→ **OBJECTIVE**:
Copy each line of the material below that includes the string "grid".

→ **EXERCISE INPUT**:
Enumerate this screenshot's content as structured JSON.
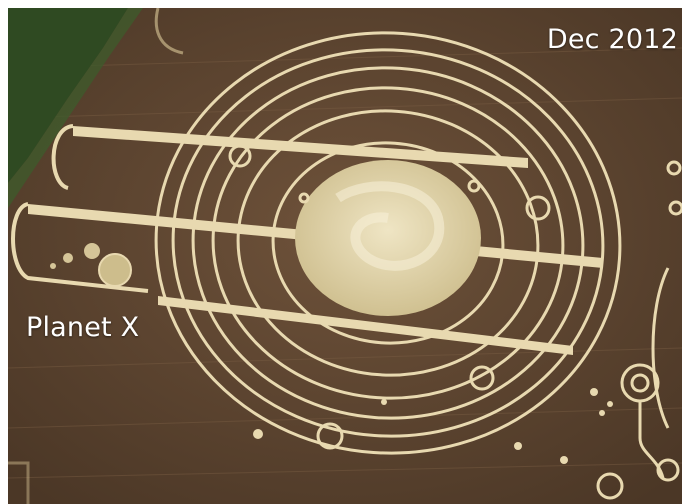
{
  "labels": {
    "date": "Dec 2012",
    "planet": "Planet X"
  },
  "colors": {
    "field": "#5a4330",
    "field_light": "#6b5038",
    "crop_mark": "#e8d9b0",
    "center_disc": "#d9cc9c",
    "hedge": "#2f4a22",
    "text": "#ffffff"
  }
}
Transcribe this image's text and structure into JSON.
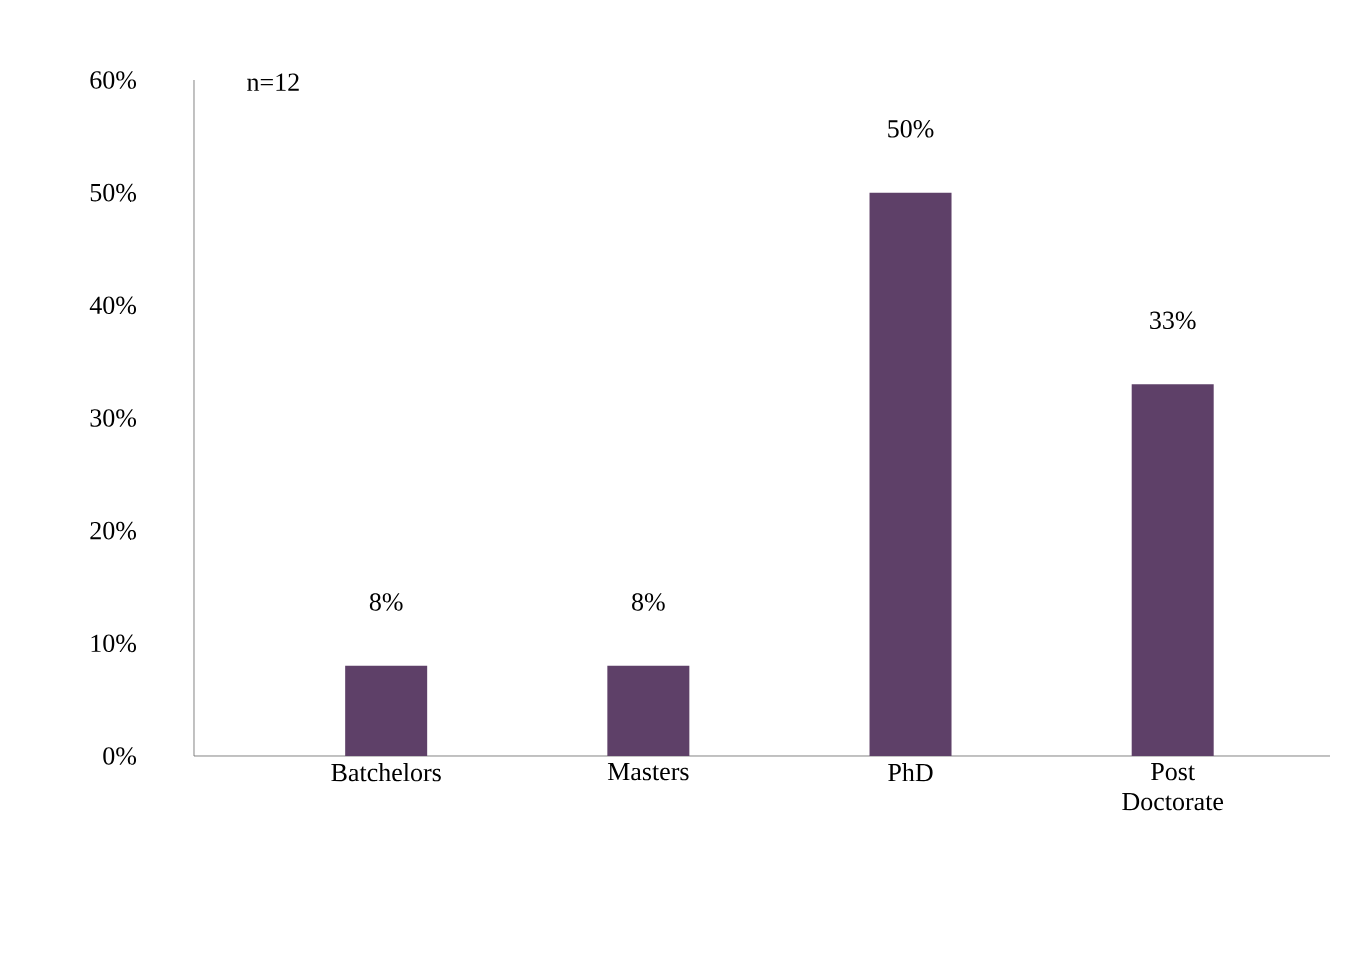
{
  "chart_data": {
    "type": "bar",
    "categories": [
      "Batchelors",
      "Masters",
      "PhD",
      "Post Doctorate"
    ],
    "values": [
      8,
      8,
      50,
      33
    ],
    "value_labels": [
      "8%",
      "8%",
      "50%",
      "33%"
    ],
    "color": "#5e4068",
    "ylim": [
      0,
      60
    ],
    "yticks": [
      {
        "value": 0,
        "label": "0%"
      },
      {
        "value": 10,
        "label": "10%"
      },
      {
        "value": 20,
        "label": "20%"
      },
      {
        "value": 30,
        "label": "30%"
      },
      {
        "value": 40,
        "label": "40%"
      },
      {
        "value": 50,
        "label": "50%"
      },
      {
        "value": 60,
        "label": "60%"
      }
    ],
    "annotations": [
      "n=12"
    ],
    "grid": false
  }
}
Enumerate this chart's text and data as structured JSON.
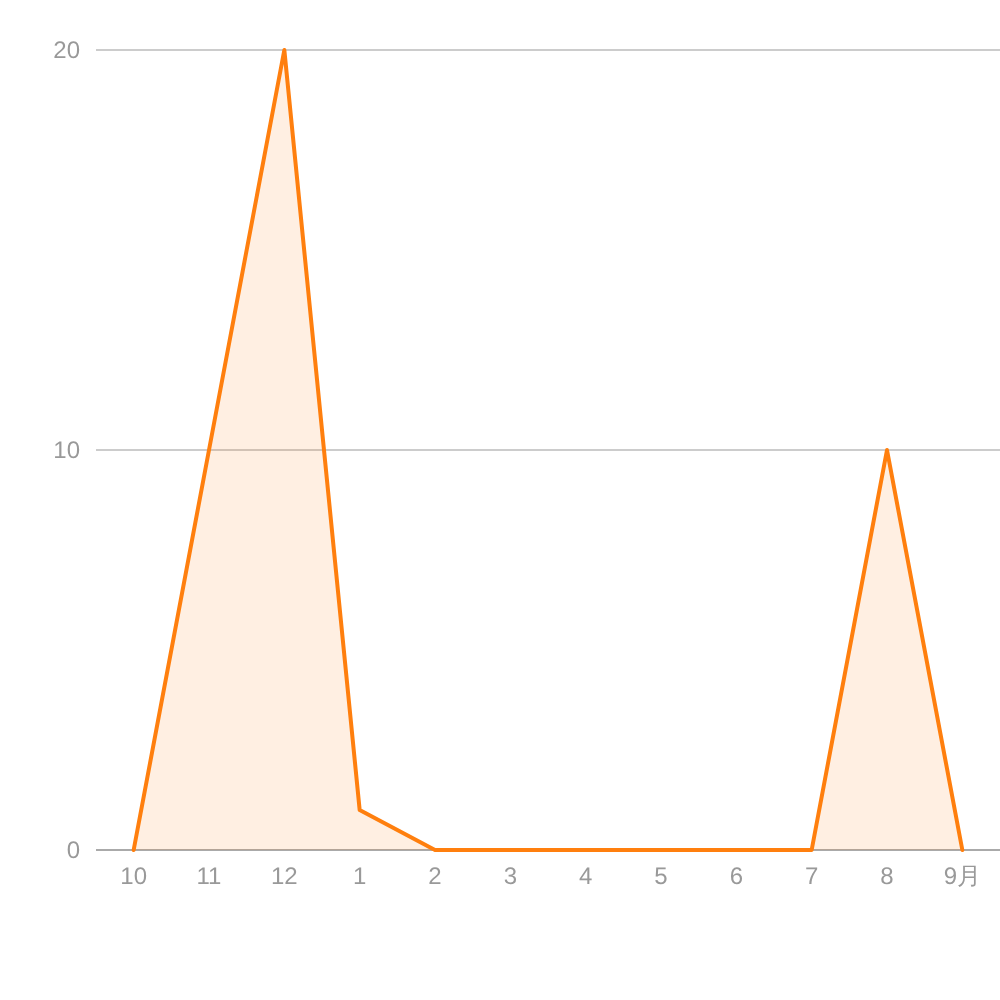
{
  "chart_data": {
    "type": "area",
    "categories": [
      "10",
      "11",
      "12",
      "1",
      "2",
      "3",
      "4",
      "5",
      "6",
      "7",
      "8",
      "9月"
    ],
    "series": [
      {
        "color": "#ff7f0e",
        "values": [
          0,
          10,
          20,
          1,
          0,
          0,
          0,
          0,
          0,
          0,
          10,
          0
        ]
      }
    ],
    "ylim": [
      0,
      20
    ],
    "yticks": [
      0,
      10,
      20
    ],
    "grid": "y"
  }
}
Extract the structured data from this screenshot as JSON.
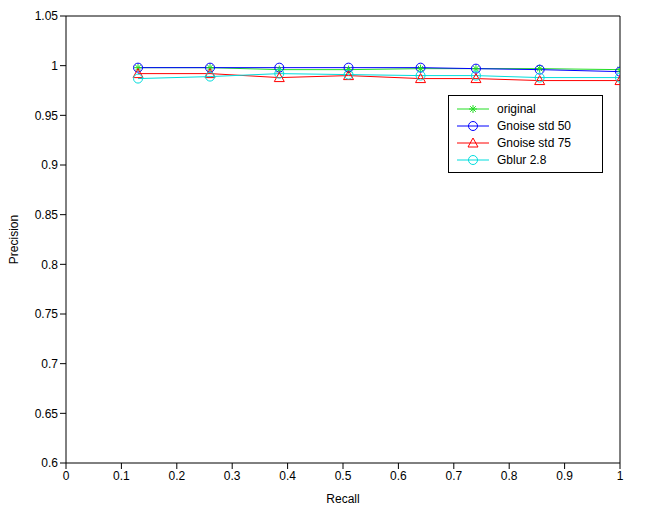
{
  "chart_data": {
    "type": "line",
    "x_label": "Recall",
    "y_label": "Precision",
    "x": [
      0.13,
      0.26,
      0.385,
      0.51,
      0.64,
      0.74,
      0.855,
      1.0
    ],
    "xlim": [
      0,
      1
    ],
    "xticks": [
      0,
      0.1,
      0.2,
      0.3,
      0.4,
      0.5,
      0.6,
      0.7,
      0.8,
      0.9,
      1
    ],
    "ylim": [
      0.6,
      1.05
    ],
    "yticks": [
      0.6,
      0.65,
      0.7,
      0.75,
      0.8,
      0.85,
      0.9,
      0.95,
      1,
      1.05
    ],
    "grid": false,
    "legend": "upper right",
    "series": [
      {
        "name": "original",
        "color": "#22dd22",
        "marker": "star",
        "values": [
          0.998,
          0.998,
          0.996,
          0.996,
          0.997,
          0.997,
          0.997,
          0.996
        ]
      },
      {
        "name": "Gnoise std 50",
        "color": "#0000ff",
        "marker": "circle",
        "values": [
          0.998,
          0.998,
          0.998,
          0.998,
          0.998,
          0.997,
          0.996,
          0.994
        ]
      },
      {
        "name": "Gnoise std 75",
        "color": "#ff0000",
        "marker": "triangle",
        "values": [
          0.992,
          0.992,
          0.988,
          0.99,
          0.987,
          0.987,
          0.985,
          0.985
        ]
      },
      {
        "name": "Gblur 2.8",
        "color": "#00dddd",
        "marker": "circle",
        "values": [
          0.987,
          0.989,
          0.992,
          0.991,
          0.99,
          0.99,
          0.988,
          0.988
        ]
      }
    ]
  }
}
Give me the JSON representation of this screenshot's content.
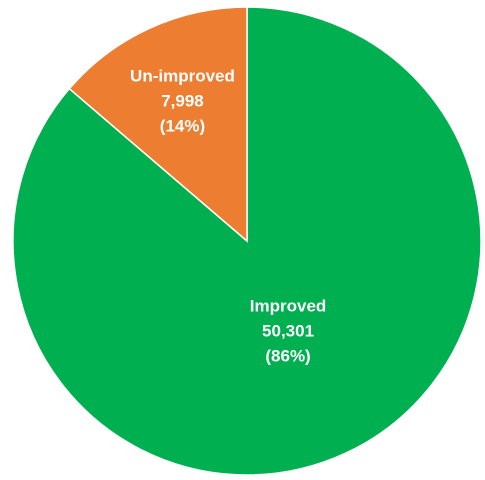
{
  "chart_data": {
    "type": "pie",
    "start": "top",
    "direction": "clockwise",
    "slices": [
      {
        "name": "Improved",
        "value": 50301,
        "value_label": "50,301",
        "percent_label": "(86%)",
        "color": "#00b050"
      },
      {
        "name": "Un-improved",
        "value": 7998,
        "value_label": "7,998",
        "percent_label": "(14%)",
        "color": "#ed7d31"
      }
    ]
  }
}
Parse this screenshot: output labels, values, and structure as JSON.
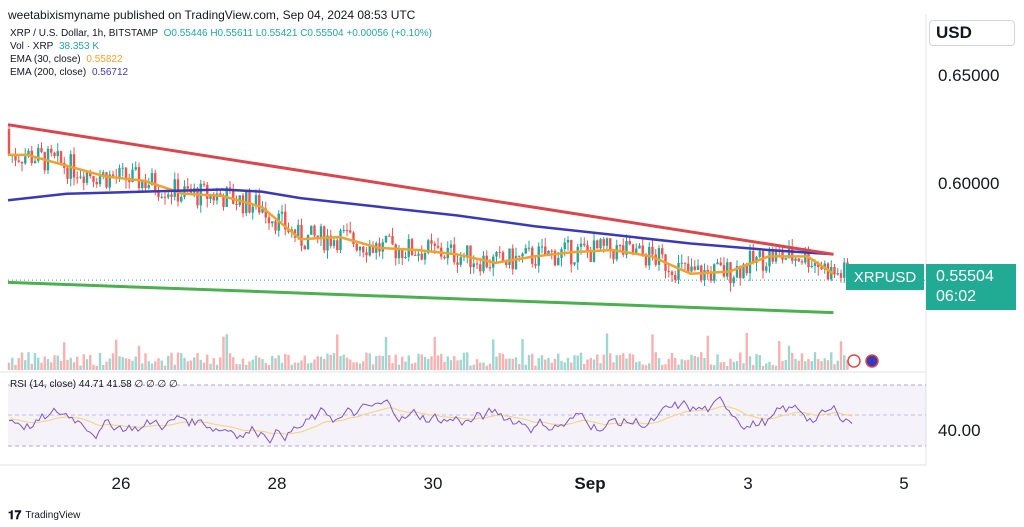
{
  "header": {
    "publisher": "weetabixismyname published on TradingView.com, Sep 04, 2024 08:53 UTC",
    "symbol_line": "XRP / U.S. Dollar, 1h, BITSTAMP",
    "ohlc": "O0.55446 H0.55611 L0.55421 C0.55504 +0.00056 (+0.10%)",
    "vol_label": "Vol · XRP",
    "vol_value": "38.353 K",
    "ema30_label": "EMA (30, close)",
    "ema30_value": "0.55822",
    "ema200_label": "EMA (200, close)",
    "ema200_value": "0.56712"
  },
  "axis": {
    "currency": "USD",
    "price_ticks": [
      "0.65000",
      "0.60000"
    ],
    "rsi_tick": "40.00",
    "date_ticks": [
      "26",
      "28",
      "30",
      "Sep",
      "3",
      "5"
    ]
  },
  "price_tag": {
    "symbol": "XRPUSD",
    "price": "0.55504",
    "countdown": "06:02"
  },
  "rsi_header": "RSI (14, close) 44.71 41.58 ∅ ∅ ∅ ∅",
  "footer": {
    "brand": "TradingView"
  },
  "colors": {
    "up": "#26a69a",
    "down": "#ef5350",
    "ema30": "#f0a22e",
    "ema200": "#3a3ab8",
    "trend_upper": "#d9474d",
    "trend_lower": "#4caf50",
    "rsi": "#7e57c2",
    "rsi_ma": "#f5d27a",
    "tag": "#22ab94"
  },
  "chart_data": {
    "type": "line",
    "title": "XRP / U.S. Dollar, 1h, BITSTAMP",
    "x_labels": [
      "26",
      "28",
      "30",
      "Sep",
      "3",
      "5"
    ],
    "y_ticks": [
      0.65,
      0.6
    ],
    "ylim": [
      0.525,
      0.668
    ],
    "last_price": 0.55504,
    "series": [
      {
        "name": "EMA (30, close)",
        "x": [
          "Aug 24 18:00",
          "Aug 25 00:00",
          "Aug 25 12:00",
          "Aug 26 00:00",
          "Aug 26 12:00",
          "Aug 27 00:00",
          "Aug 27 12:00",
          "Aug 28 00:00",
          "Aug 28 12:00",
          "Aug 29 00:00",
          "Aug 29 12:00",
          "Aug 30 00:00",
          "Aug 30 12:00",
          "Aug 31 00:00",
          "Aug 31 12:00",
          "Sep 1 00:00",
          "Sep 1 12:00",
          "Sep 2 00:00",
          "Sep 2 12:00",
          "Sep 3 00:00",
          "Sep 3 12:00",
          "Sep 4 00:00",
          "Sep 4 08:00"
        ],
        "y": [
          0.613,
          0.613,
          0.608,
          0.603,
          0.601,
          0.595,
          0.594,
          0.589,
          0.574,
          0.575,
          0.57,
          0.569,
          0.567,
          0.563,
          0.566,
          0.568,
          0.569,
          0.566,
          0.558,
          0.559,
          0.566,
          0.566,
          0.558
        ]
      },
      {
        "name": "EMA (200, close)",
        "x": [
          "Aug 24 18:00",
          "Aug 25 12:00",
          "Aug 26 12:00",
          "Aug 27 12:00",
          "Aug 28 00:00",
          "Aug 28 12:00",
          "Aug 29 12:00",
          "Aug 30 12:00",
          "Aug 31 12:00",
          "Sep 1 12:00",
          "Sep 2 12:00",
          "Sep 3 12:00",
          "Sep 4 08:00"
        ],
        "y": [
          0.592,
          0.595,
          0.596,
          0.597,
          0.596,
          0.593,
          0.589,
          0.585,
          0.58,
          0.576,
          0.572,
          0.569,
          0.567
        ]
      },
      {
        "name": "",
        "x": [
          "Aug 24 18:00",
          "Sep 4 08:00"
        ],
        "y": [
          0.627,
          0.567
        ]
      },
      {
        "name": "",
        "x": [
          "Aug 24 18:00",
          "Sep 4 08:00"
        ],
        "y": [
          0.554,
          0.54
        ]
      }
    ]
  }
}
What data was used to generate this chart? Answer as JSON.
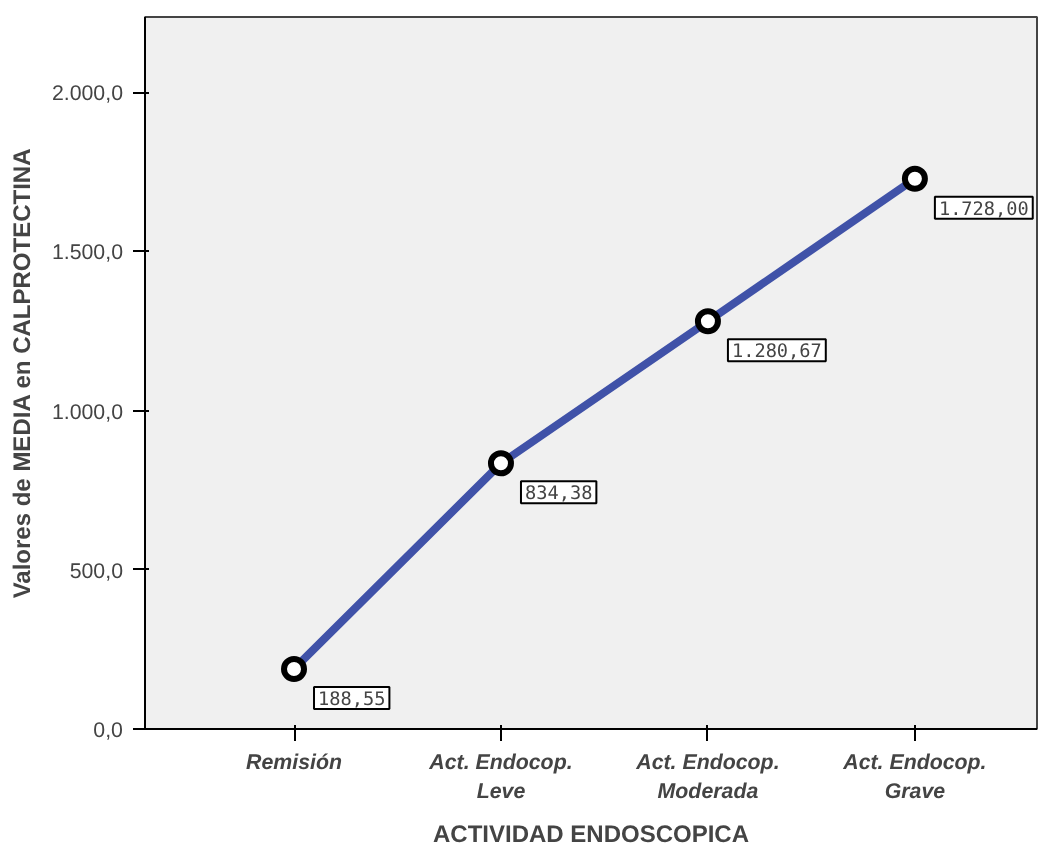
{
  "chart_data": {
    "type": "line",
    "xlabel": "ACTIVIDAD ENDOSCOPICA",
    "ylabel": "Valores de MEDIA en CALPROTECTINA",
    "categories": [
      "Remisión",
      "Act. Endocop.\nLeve",
      "Act. Endocop.\nModerada",
      "Act. Endocop.\nGrave"
    ],
    "series": [
      {
        "color": "#4052a8",
        "values": [
          188.55,
          834.38,
          1280.67,
          1728.0
        ],
        "value_labels": [
          "188,55",
          "834,38",
          "1.280,67",
          "1.728,00"
        ]
      }
    ],
    "ylim": [
      0,
      2236
    ],
    "yticks": [
      {
        "value": 0,
        "label": "0,0"
      },
      {
        "value": 500,
        "label": "500,0"
      },
      {
        "value": 1000,
        "label": "1.000,0"
      },
      {
        "value": 1500,
        "label": "1.500,0"
      },
      {
        "value": 2000,
        "label": "2.000,0"
      }
    ],
    "marker": "circle",
    "grid": false
  }
}
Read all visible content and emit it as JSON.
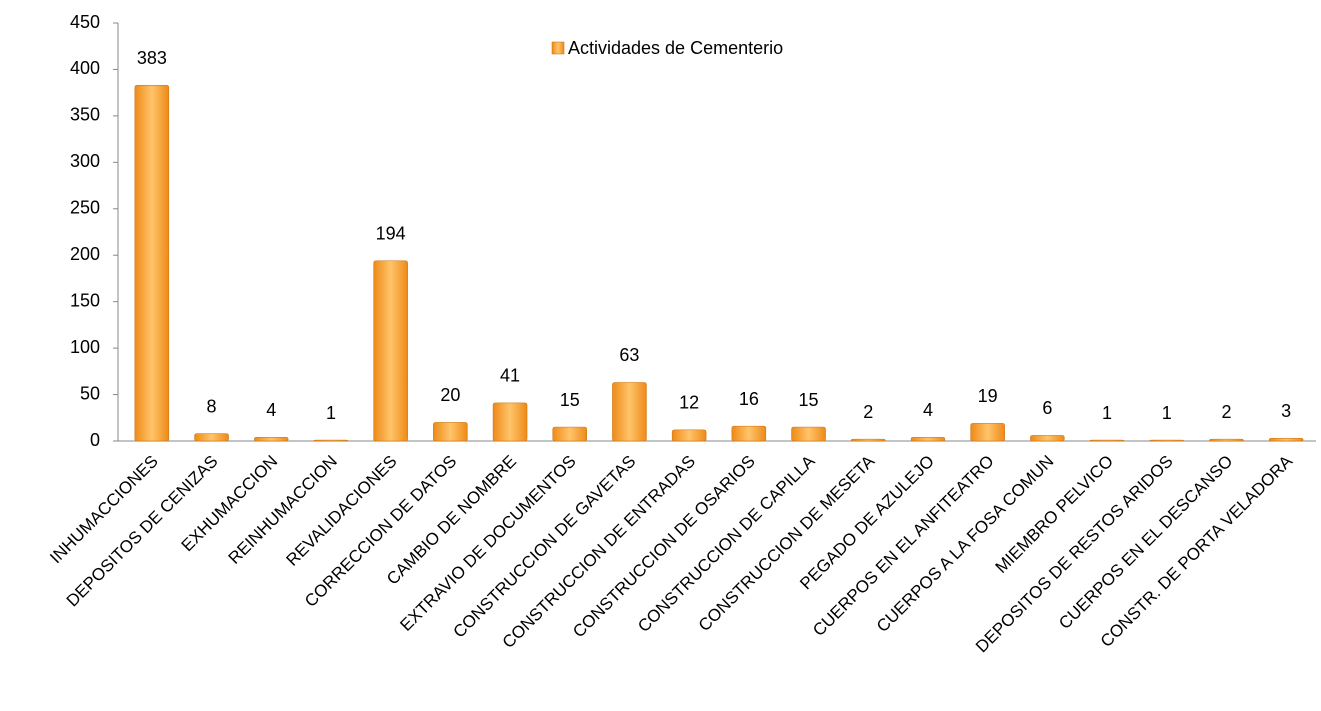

→ **COMPLETED EXERCISE**:
    "grid": false
    "grid": "y"
    "grid": false,
    "grid": false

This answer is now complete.